━━━ Input records ━━━

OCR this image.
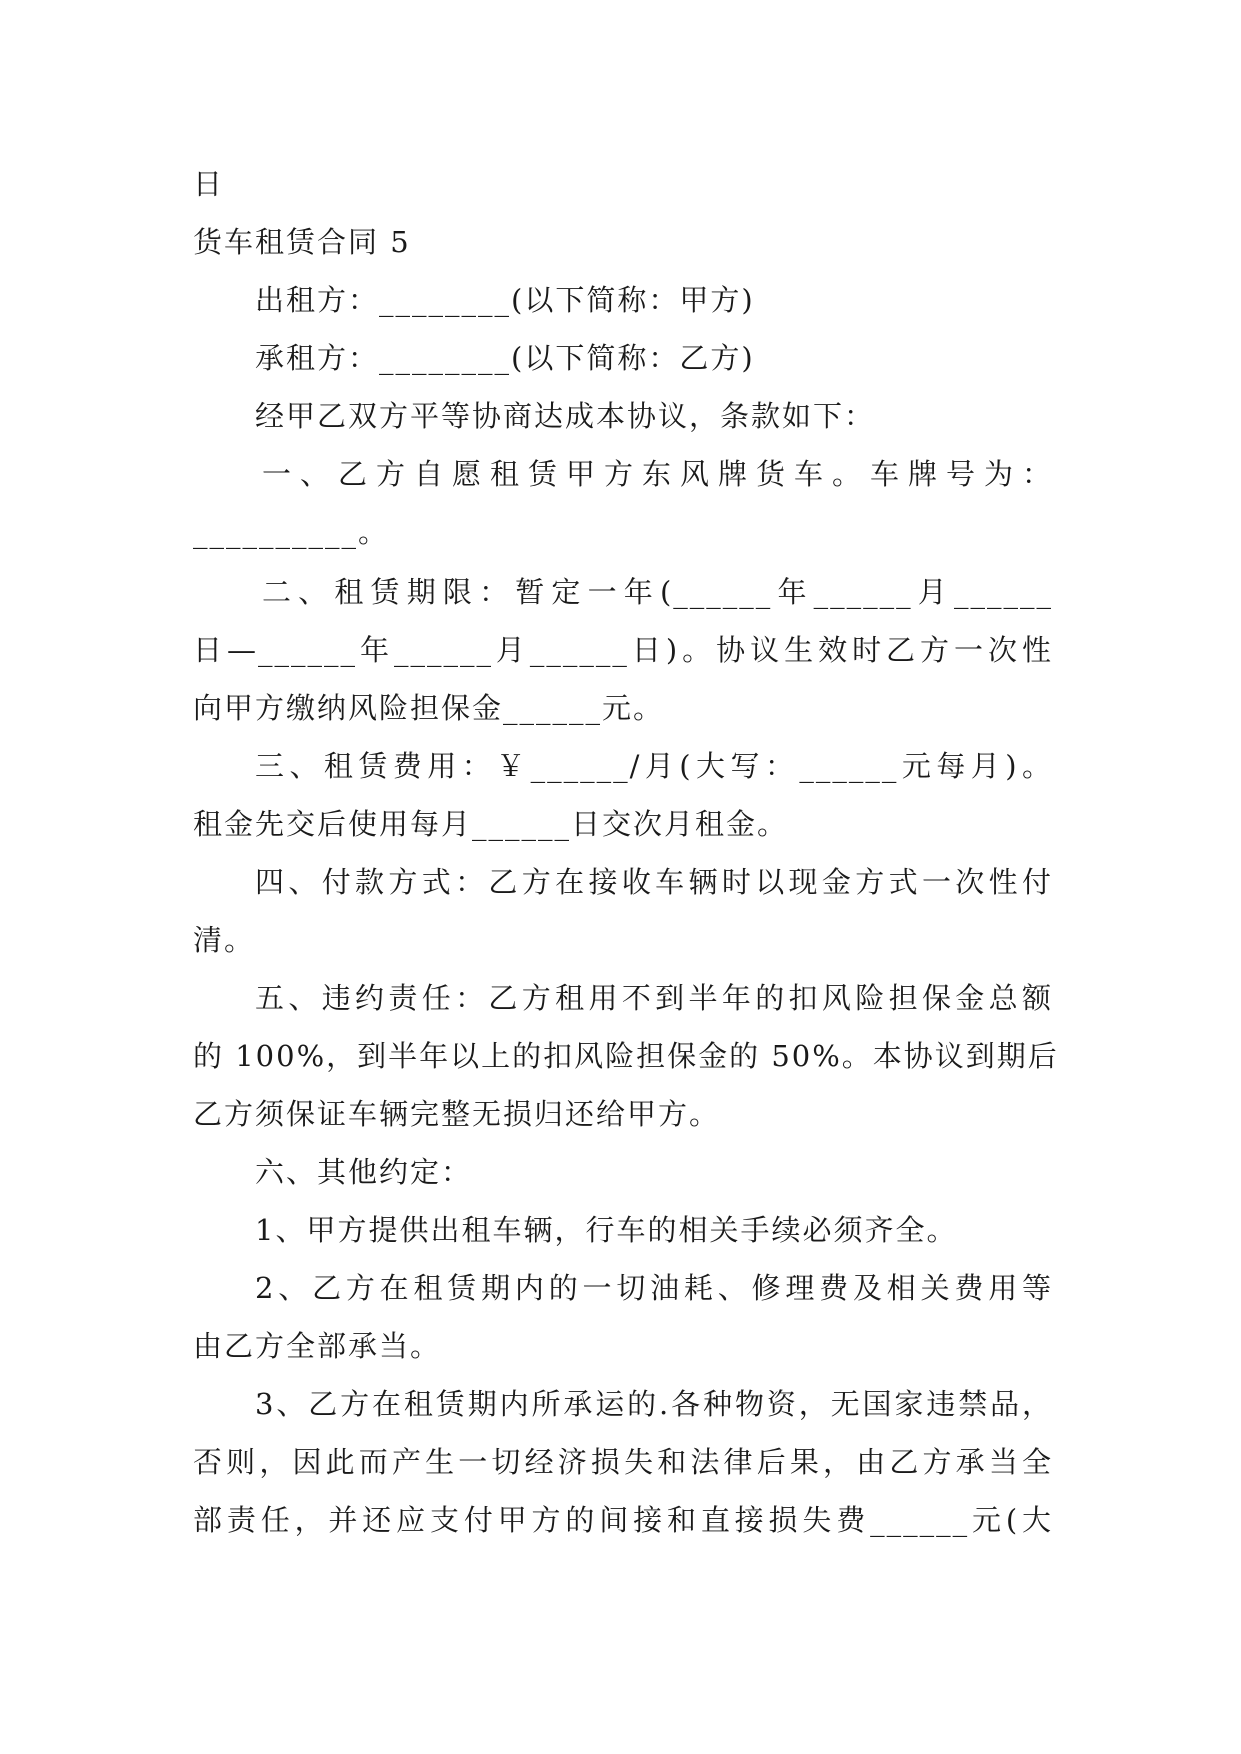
日

货车租赁合同 5

出租方：________(以下简称：甲方)

承租方：________(以下简称：乙方)

经甲乙双方平等协商达成本协议，条款如下：

一、乙方自愿租赁甲方东风牌货车。车牌号为：

__________。

二、租赁期限：暂定一年(______年______月______

日—______年______月______日)。协议生效时乙方一次性

向甲方缴纳风险担保金______元。

三、租赁费用：￥______/月(大写：______元每月)。

租金先交后使用每月______日交次月租金。

四、付款方式：乙方在接收车辆时以现金方式一次性付

清。

五、违约责任：乙方租用不到半年的扣风险担保金总额

的 100%，到半年以上的扣风险担保金的 50%。本协议到期后

乙方须保证车辆完整无损归还给甲方。

六、其他约定：

1、甲方提供出租车辆，行车的相关手续必须齐全。

2、乙方在租赁期内的一切油耗、修理费及相关费用等

由乙方全部承当。

3、乙方在租赁期内所承运的.各种物资，无国家违禁品，

否则，因此而产生一切经济损失和法律后果，由乙方承当全

部责任，并还应支付甲方的间接和直接损失费______元(大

━━━

Instructions to follow. Repeat the records above exactly, leaving out any pictures they contain.

Answer to this exercise.
OCR this image.
日

货车租赁合同 5

出租方：________(以下简称：甲方)

承租方：________(以下简称：乙方)

经甲乙双方平等协商达成本协议，条款如下：

一、乙方自愿租赁甲方东风牌货车。车牌号为：

__________。

二、租赁期限：暂定一年(______年______月______

日—______年______月______日)。协议生效时乙方一次性

向甲方缴纳风险担保金______元。

三、租赁费用：￥______/月(大写：______元每月)。

租金先交后使用每月______日交次月租金。

四、付款方式：乙方在接收车辆时以现金方式一次性付

清。

五、违约责任：乙方租用不到半年的扣风险担保金总额

的 100%，到半年以上的扣风险担保金的 50%。本协议到期后

乙方须保证车辆完整无损归还给甲方。

六、其他约定：

1、甲方提供出租车辆，行车的相关手续必须齐全。

2、乙方在租赁期内的一切油耗、修理费及相关费用等

由乙方全部承当。

3、乙方在租赁期内所承运的.各种物资，无国家违禁品，

否则，因此而产生一切经济损失和法律后果，由乙方承当全

部责任，并还应支付甲方的间接和直接损失费______元(大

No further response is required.